■ Challenge
In the listing that follows, how many lines contain the string "content"? Provide only the number.

■ Dataset rows
+ + +

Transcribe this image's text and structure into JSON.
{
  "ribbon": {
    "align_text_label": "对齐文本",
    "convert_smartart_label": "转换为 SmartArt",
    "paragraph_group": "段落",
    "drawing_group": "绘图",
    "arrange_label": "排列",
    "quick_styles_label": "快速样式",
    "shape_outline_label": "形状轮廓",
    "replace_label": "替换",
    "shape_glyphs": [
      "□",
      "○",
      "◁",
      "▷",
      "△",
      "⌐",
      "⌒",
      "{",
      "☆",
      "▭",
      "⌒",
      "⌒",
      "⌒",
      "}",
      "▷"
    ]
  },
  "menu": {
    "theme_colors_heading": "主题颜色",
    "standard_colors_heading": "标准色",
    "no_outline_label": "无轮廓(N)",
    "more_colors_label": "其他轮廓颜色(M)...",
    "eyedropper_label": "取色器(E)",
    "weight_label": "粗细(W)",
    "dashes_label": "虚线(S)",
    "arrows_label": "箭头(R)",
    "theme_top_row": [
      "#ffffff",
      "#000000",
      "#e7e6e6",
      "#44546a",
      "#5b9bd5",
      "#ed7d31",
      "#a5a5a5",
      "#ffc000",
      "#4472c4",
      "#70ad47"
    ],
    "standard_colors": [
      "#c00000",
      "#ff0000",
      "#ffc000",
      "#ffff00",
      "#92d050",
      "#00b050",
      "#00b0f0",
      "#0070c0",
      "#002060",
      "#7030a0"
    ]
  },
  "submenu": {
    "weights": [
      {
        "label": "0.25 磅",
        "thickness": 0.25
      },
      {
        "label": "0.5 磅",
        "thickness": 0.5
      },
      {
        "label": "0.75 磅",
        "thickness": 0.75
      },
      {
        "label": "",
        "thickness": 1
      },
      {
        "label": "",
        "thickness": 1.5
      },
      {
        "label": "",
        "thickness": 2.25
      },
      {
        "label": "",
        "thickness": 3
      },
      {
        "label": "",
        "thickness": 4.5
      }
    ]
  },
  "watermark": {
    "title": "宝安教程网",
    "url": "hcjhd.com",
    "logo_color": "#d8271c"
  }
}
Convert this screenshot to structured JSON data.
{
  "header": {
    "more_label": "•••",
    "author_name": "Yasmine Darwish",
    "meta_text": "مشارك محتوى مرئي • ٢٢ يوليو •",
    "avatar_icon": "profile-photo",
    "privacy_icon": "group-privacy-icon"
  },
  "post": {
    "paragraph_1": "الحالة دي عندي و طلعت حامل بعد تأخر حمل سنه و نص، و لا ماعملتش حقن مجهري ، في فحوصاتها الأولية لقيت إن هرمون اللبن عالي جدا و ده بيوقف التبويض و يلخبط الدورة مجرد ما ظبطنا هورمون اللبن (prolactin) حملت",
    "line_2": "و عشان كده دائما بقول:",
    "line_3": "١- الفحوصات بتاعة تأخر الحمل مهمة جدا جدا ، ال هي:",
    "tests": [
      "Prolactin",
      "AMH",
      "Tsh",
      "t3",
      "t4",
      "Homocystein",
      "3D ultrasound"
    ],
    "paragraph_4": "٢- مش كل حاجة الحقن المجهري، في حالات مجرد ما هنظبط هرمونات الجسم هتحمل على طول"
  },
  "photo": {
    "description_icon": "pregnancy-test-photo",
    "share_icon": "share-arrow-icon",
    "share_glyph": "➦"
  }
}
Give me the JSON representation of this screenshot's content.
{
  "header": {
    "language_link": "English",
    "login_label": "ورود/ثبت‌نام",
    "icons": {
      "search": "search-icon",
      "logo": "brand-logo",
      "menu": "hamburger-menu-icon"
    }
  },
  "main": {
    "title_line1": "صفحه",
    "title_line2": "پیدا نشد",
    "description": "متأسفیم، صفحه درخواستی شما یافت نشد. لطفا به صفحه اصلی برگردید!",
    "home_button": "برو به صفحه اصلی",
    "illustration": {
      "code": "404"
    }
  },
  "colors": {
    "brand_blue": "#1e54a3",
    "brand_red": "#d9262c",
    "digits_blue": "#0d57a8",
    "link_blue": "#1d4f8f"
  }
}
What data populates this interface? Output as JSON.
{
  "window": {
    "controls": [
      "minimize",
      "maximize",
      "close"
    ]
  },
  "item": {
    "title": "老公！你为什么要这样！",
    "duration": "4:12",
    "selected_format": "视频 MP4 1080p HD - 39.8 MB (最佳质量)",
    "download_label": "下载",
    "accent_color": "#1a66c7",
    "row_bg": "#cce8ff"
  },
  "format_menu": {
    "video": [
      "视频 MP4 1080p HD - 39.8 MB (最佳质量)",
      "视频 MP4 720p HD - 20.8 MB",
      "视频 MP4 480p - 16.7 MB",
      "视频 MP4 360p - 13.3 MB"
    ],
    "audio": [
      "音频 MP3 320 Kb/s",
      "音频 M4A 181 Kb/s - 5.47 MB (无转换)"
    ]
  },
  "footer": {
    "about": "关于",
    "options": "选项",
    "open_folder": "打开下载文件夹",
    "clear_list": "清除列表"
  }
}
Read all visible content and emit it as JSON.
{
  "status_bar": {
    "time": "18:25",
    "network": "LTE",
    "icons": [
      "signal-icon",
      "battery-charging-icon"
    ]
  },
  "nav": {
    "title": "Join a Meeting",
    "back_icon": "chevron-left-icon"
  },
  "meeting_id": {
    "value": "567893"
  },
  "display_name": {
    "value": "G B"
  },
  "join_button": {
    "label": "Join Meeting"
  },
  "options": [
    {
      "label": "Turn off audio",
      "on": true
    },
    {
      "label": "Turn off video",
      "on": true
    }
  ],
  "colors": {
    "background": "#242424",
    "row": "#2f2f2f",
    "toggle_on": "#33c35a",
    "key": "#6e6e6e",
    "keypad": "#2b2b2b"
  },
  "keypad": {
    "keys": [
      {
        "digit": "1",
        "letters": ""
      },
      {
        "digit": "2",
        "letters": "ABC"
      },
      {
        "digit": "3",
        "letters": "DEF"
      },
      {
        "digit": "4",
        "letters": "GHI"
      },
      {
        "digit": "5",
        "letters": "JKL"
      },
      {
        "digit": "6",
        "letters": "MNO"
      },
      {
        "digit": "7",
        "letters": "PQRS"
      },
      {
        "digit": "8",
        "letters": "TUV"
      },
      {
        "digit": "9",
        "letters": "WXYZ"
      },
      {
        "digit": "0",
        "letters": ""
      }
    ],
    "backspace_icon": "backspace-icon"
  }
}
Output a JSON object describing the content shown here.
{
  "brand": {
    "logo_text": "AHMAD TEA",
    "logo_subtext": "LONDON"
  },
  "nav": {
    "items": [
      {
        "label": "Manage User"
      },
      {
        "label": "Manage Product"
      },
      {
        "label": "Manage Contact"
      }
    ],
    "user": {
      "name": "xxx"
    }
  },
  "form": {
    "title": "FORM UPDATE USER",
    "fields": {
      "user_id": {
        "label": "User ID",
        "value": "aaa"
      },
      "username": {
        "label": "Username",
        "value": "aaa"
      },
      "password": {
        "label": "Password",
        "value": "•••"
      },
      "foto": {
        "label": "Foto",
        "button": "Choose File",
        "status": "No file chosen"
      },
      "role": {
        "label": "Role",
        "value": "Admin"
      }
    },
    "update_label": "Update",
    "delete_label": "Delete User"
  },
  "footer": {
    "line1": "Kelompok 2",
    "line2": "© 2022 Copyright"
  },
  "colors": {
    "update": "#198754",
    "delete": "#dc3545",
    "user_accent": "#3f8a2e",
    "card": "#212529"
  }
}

+ + +

■ Full response
3